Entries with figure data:
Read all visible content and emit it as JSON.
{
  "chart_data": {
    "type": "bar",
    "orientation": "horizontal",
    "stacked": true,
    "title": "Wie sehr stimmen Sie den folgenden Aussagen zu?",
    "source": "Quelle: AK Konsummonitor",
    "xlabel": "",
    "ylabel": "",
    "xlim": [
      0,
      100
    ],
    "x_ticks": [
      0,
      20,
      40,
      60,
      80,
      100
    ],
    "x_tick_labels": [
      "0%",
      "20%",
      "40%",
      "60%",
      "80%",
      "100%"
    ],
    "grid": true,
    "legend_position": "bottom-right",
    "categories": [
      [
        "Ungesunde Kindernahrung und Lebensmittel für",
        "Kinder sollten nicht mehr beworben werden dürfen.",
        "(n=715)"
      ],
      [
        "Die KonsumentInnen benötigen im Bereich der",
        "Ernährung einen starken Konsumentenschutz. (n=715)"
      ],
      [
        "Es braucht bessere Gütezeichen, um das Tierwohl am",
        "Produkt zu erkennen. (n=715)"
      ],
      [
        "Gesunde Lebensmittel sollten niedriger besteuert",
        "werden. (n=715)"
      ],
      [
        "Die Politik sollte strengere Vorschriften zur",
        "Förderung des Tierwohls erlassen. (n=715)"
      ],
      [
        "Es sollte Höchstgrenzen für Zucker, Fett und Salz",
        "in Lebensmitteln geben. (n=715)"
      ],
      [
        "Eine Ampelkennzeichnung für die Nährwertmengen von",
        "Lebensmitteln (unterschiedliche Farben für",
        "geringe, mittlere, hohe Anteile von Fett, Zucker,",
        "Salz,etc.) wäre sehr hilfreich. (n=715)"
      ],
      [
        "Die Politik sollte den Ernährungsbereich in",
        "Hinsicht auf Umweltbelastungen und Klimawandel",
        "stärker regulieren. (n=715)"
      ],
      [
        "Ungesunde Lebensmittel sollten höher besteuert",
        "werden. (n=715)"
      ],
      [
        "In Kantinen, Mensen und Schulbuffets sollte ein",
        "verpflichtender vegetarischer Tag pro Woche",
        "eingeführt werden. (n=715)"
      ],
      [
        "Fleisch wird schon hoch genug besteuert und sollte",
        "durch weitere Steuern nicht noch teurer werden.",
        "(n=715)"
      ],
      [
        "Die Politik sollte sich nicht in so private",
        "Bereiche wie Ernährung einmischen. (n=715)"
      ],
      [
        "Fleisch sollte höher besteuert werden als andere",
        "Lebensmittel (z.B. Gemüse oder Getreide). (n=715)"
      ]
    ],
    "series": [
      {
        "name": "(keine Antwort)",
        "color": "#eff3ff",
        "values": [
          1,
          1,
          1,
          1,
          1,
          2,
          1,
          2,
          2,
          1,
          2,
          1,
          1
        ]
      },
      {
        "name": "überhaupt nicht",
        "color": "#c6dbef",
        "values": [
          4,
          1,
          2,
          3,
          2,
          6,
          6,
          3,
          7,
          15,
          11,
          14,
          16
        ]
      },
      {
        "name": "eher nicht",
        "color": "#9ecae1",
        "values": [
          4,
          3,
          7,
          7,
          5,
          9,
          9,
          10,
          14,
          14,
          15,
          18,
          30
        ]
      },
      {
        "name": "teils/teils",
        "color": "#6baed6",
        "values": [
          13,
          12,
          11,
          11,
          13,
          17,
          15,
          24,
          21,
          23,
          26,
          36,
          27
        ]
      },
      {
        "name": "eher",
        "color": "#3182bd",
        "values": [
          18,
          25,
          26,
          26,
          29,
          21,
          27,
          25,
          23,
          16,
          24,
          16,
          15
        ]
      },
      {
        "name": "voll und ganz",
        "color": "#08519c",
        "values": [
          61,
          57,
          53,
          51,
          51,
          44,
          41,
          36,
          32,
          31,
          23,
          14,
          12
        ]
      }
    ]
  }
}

■ **TASK PROMPT**:
Reproduce the full set of records precisely.

■ **THE REPLY**:
Read all visible content and emit it as JSON.
{
  "chart_data": {
    "type": "bar",
    "orientation": "horizontal",
    "stacked": true,
    "title": "Wie sehr stimmen Sie den folgenden Aussagen zu?",
    "source": "Quelle: AK Konsummonitor",
    "xlabel": "",
    "ylabel": "",
    "xlim": [
      0,
      100
    ],
    "x_ticks": [
      0,
      20,
      40,
      60,
      80,
      100
    ],
    "x_tick_labels": [
      "0%",
      "20%",
      "40%",
      "60%",
      "80%",
      "100%"
    ],
    "grid": true,
    "legend_position": "bottom-right",
    "categories": [
      [
        "Ungesunde Kindernahrung und Lebensmittel für",
        "Kinder sollten nicht mehr beworben werden dürfen.",
        "(n=715)"
      ],
      [
        "Die KonsumentInnen benötigen im Bereich der",
        "Ernährung einen starken Konsumentenschutz. (n=715)"
      ],
      [
        "Es braucht bessere Gütezeichen, um das Tierwohl am",
        "Produkt zu erkennen. (n=715)"
      ],
      [
        "Gesunde Lebensmittel sollten niedriger besteuert",
        "werden. (n=715)"
      ],
      [
        "Die Politik sollte strengere Vorschriften zur",
        "Förderung des Tierwohls erlassen. (n=715)"
      ],
      [
        "Es sollte Höchstgrenzen für Zucker, Fett und Salz",
        "in Lebensmitteln geben. (n=715)"
      ],
      [
        "Eine Ampelkennzeichnung für die Nährwertmengen von",
        "Lebensmitteln (unterschiedliche Farben für",
        "geringe, mittlere, hohe Anteile von Fett, Zucker,",
        "Salz,etc.) wäre sehr hilfreich. (n=715)"
      ],
      [
        "Die Politik sollte den Ernährungsbereich in",
        "Hinsicht auf Umweltbelastungen und Klimawandel",
        "stärker regulieren. (n=715)"
      ],
      [
        "Ungesunde Lebensmittel sollten höher besteuert",
        "werden. (n=715)"
      ],
      [
        "In Kantinen, Mensen und Schulbuffets sollte ein",
        "verpflichtender vegetarischer Tag pro Woche",
        "eingeführt werden. (n=715)"
      ],
      [
        "Fleisch wird schon hoch genug besteuert und sollte",
        "durch weitere Steuern nicht noch teurer werden.",
        "(n=715)"
      ],
      [
        "Die Politik sollte sich nicht in so private",
        "Bereiche wie Ernährung einmischen. (n=715)"
      ],
      [
        "Fleisch sollte höher besteuert werden als andere",
        "Lebensmittel (z.B. Gemüse oder Getreide). (n=715)"
      ]
    ],
    "series": [
      {
        "name": "(keine Antwort)",
        "color": "#eff3ff",
        "values": [
          1,
          1,
          1,
          1,
          1,
          2,
          1,
          2,
          2,
          1,
          2,
          1,
          1
        ]
      },
      {
        "name": "überhaupt nicht",
        "color": "#c6dbef",
        "values": [
          4,
          1,
          2,
          3,
          2,
          6,
          6,
          3,
          7,
          15,
          11,
          14,
          16
        ]
      },
      {
        "name": "eher nicht",
        "color": "#9ecae1",
        "values": [
          4,
          3,
          7,
          7,
          5,
          9,
          9,
          10,
          14,
          14,
          15,
          18,
          30
        ]
      },
      {
        "name": "teils/teils",
        "color": "#6baed6",
        "values": [
          13,
          12,
          11,
          11,
          13,
          17,
          15,
          24,
          21,
          23,
          26,
          36,
          27
        ]
      },
      {
        "name": "eher",
        "color": "#3182bd",
        "values": [
          18,
          25,
          26,
          26,
          29,
          21,
          27,
          25,
          23,
          16,
          24,
          16,
          15
        ]
      },
      {
        "name": "voll und ganz",
        "color": "#08519c",
        "values": [
          61,
          57,
          53,
          51,
          51,
          44,
          41,
          36,
          32,
          31,
          23,
          14,
          12
        ]
      }
    ]
  }
}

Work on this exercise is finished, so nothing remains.